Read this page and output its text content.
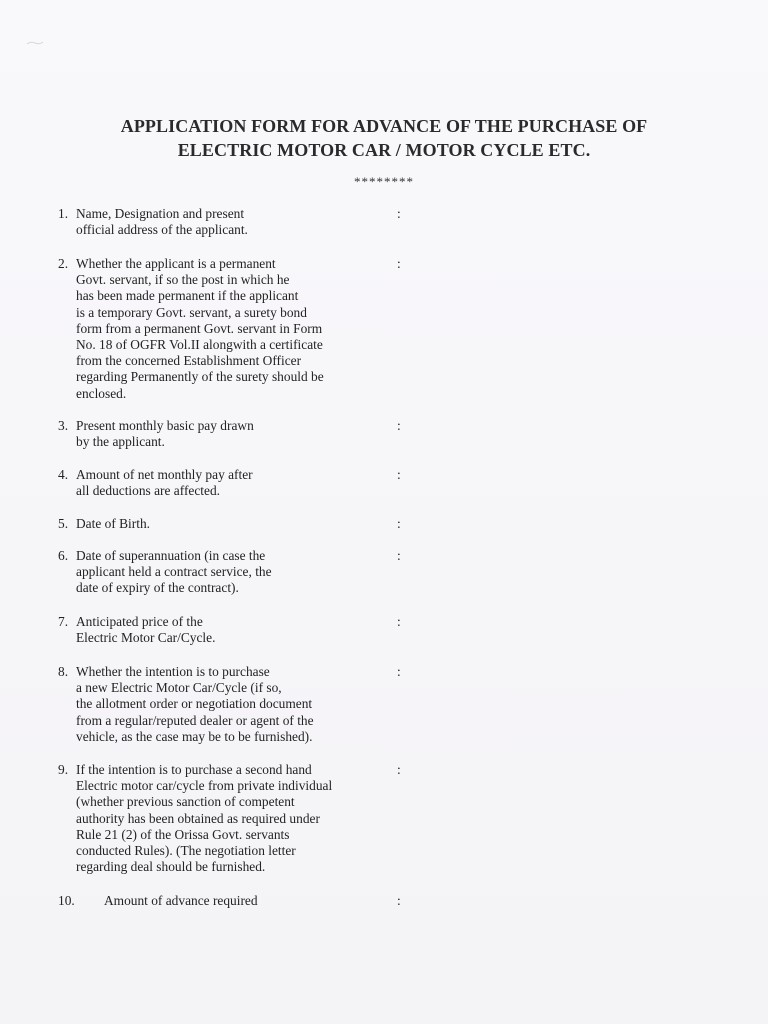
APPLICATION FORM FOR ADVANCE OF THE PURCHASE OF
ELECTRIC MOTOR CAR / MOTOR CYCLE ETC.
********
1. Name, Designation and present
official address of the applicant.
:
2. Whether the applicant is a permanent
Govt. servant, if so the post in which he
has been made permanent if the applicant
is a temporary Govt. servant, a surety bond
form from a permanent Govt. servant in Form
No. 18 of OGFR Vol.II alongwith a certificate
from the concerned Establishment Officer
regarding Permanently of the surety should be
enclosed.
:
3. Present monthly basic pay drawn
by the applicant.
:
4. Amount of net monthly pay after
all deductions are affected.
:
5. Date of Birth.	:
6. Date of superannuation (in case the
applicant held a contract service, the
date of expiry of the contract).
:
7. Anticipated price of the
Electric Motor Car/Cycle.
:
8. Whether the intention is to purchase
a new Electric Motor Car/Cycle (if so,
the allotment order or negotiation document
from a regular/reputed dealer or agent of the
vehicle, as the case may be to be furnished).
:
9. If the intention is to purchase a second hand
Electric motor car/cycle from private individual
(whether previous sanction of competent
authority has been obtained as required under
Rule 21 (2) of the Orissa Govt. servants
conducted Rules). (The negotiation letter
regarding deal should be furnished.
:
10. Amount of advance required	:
____
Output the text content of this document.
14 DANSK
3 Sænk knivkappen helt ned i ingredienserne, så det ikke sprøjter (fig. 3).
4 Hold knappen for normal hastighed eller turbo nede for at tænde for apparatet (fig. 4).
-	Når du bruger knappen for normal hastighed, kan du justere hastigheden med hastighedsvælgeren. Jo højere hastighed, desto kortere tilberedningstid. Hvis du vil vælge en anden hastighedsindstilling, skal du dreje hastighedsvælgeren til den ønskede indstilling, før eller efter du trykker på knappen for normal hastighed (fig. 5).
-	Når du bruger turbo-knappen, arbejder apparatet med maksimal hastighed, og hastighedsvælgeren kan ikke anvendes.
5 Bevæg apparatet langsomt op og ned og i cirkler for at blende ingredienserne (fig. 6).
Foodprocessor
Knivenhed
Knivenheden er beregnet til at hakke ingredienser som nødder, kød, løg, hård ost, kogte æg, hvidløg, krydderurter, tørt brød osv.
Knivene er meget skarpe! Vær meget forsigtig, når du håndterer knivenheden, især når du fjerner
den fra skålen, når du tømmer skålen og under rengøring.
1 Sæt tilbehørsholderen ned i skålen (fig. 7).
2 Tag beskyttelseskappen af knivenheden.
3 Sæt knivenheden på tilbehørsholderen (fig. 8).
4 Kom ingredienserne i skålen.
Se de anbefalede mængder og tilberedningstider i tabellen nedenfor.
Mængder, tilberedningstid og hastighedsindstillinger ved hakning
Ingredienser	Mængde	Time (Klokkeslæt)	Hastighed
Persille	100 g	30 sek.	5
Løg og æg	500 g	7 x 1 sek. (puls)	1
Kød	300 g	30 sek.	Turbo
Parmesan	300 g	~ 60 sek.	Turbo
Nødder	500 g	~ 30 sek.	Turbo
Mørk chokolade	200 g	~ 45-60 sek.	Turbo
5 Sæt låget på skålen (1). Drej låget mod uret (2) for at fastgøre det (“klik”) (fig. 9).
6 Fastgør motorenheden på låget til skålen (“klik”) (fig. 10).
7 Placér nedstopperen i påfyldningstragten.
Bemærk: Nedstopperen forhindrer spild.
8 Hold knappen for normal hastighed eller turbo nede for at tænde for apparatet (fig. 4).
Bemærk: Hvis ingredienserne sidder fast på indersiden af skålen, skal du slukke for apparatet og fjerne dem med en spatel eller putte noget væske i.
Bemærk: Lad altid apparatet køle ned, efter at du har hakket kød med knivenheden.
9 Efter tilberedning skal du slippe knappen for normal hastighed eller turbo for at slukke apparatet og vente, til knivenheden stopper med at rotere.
____
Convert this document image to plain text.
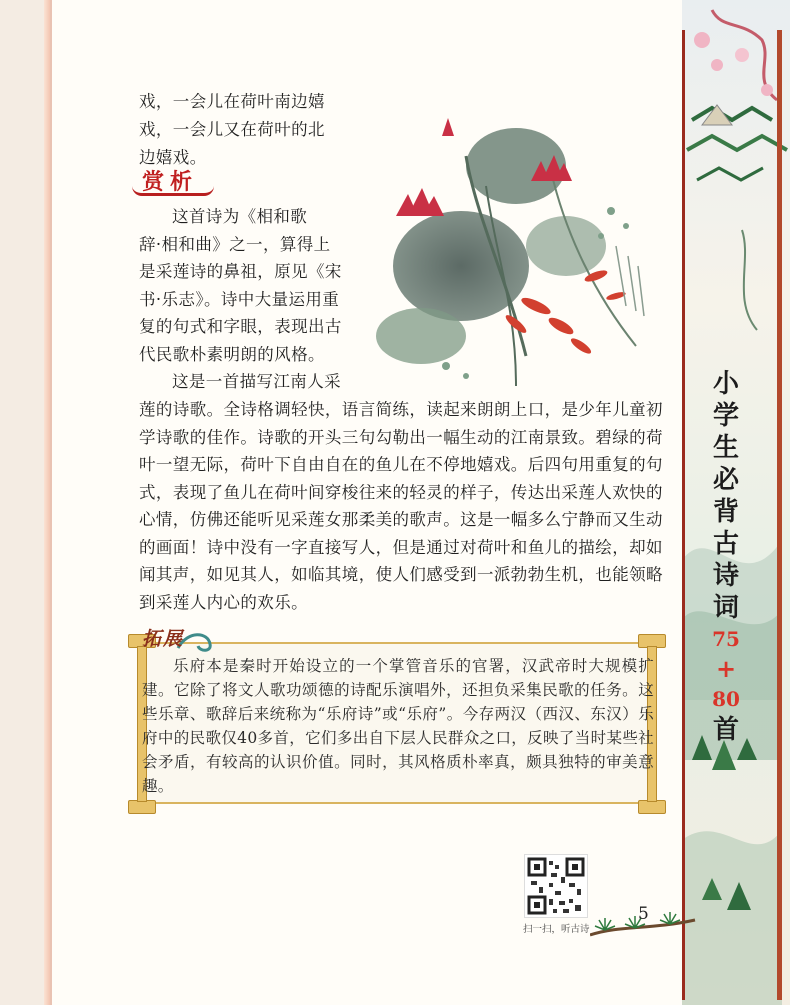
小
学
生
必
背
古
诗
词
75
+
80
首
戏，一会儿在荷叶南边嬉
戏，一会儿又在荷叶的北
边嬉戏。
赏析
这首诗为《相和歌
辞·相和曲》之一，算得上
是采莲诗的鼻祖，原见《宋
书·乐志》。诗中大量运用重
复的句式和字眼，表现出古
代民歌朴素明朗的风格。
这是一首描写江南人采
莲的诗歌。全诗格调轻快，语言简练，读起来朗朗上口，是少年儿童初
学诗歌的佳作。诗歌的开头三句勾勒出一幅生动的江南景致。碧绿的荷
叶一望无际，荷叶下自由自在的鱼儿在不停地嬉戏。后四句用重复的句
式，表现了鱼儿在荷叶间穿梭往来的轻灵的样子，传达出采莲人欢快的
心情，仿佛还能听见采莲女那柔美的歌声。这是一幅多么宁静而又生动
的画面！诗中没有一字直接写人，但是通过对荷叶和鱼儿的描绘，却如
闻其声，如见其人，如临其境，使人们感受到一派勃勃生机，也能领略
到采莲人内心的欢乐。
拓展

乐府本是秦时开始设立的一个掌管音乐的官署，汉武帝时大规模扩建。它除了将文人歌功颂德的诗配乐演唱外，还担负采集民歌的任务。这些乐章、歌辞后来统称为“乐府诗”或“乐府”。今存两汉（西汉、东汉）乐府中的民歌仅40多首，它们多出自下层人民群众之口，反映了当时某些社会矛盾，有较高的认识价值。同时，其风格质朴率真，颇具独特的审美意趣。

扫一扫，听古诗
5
____
## What is being asked
From the records above, pick out and copy each line holding the word "knappen".

## Output below
4 Hold knappen for normal hastighed eller turbo nede for at tænde for apparatet (fig. 4).
-	Når du bruger knappen for normal hastighed, kan du justere hastigheden med hastighedsvælgeren. Jo højere hastighed, desto kortere tilberedningstid. Hvis du vil vælge en anden hastighedsindstilling, skal du dreje hastighedsvælgeren til den ønskede indstilling, før eller efter du trykker på knappen for normal hastighed (fig. 5).
-	Når du bruger turbo-knappen, arbejder apparatet med maksimal hastighed, og hastighedsvælgeren kan ikke anvendes.
8 Hold knappen for normal hastighed eller turbo nede for at tænde for apparatet (fig. 4).
9 Efter tilberedning skal du slippe knappen for normal hastighed eller turbo for at slukke apparatet og vente, til knivenheden stopper med at rotere.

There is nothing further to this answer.